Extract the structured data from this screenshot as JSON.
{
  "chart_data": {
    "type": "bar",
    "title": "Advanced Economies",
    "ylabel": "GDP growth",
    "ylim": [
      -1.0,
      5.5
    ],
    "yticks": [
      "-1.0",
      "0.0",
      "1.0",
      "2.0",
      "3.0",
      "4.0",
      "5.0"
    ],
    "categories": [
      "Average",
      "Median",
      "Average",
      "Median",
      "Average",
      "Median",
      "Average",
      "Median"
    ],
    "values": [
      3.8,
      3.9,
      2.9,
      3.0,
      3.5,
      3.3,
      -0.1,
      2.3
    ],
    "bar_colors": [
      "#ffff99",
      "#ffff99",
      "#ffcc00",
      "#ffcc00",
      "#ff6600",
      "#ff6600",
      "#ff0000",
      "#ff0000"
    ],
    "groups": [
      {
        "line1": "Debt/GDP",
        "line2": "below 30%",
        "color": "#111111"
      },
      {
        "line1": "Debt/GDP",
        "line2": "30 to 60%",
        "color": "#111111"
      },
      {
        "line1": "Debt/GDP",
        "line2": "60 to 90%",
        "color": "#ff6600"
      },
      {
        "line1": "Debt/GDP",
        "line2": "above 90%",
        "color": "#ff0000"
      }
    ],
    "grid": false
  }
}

:: Do this ::
Write out the listing once more, matching it exactly.

:: Reply ::
Extract the structured data from this screenshot as JSON.
{
  "chart_data": {
    "type": "bar",
    "title": "Advanced Economies",
    "ylabel": "GDP growth",
    "ylim": [
      -1.0,
      5.5
    ],
    "yticks": [
      "-1.0",
      "0.0",
      "1.0",
      "2.0",
      "3.0",
      "4.0",
      "5.0"
    ],
    "categories": [
      "Average",
      "Median",
      "Average",
      "Median",
      "Average",
      "Median",
      "Average",
      "Median"
    ],
    "values": [
      3.8,
      3.9,
      2.9,
      3.0,
      3.5,
      3.3,
      -0.1,
      2.3
    ],
    "bar_colors": [
      "#ffff99",
      "#ffff99",
      "#ffcc00",
      "#ffcc00",
      "#ff6600",
      "#ff6600",
      "#ff0000",
      "#ff0000"
    ],
    "groups": [
      {
        "line1": "Debt/GDP",
        "line2": "below 30%",
        "color": "#111111"
      },
      {
        "line1": "Debt/GDP",
        "line2": "30 to 60%",
        "color": "#111111"
      },
      {
        "line1": "Debt/GDP",
        "line2": "60 to 90%",
        "color": "#ff6600"
      },
      {
        "line1": "Debt/GDP",
        "line2": "above 90%",
        "color": "#ff0000"
      }
    ],
    "grid": false
  }
}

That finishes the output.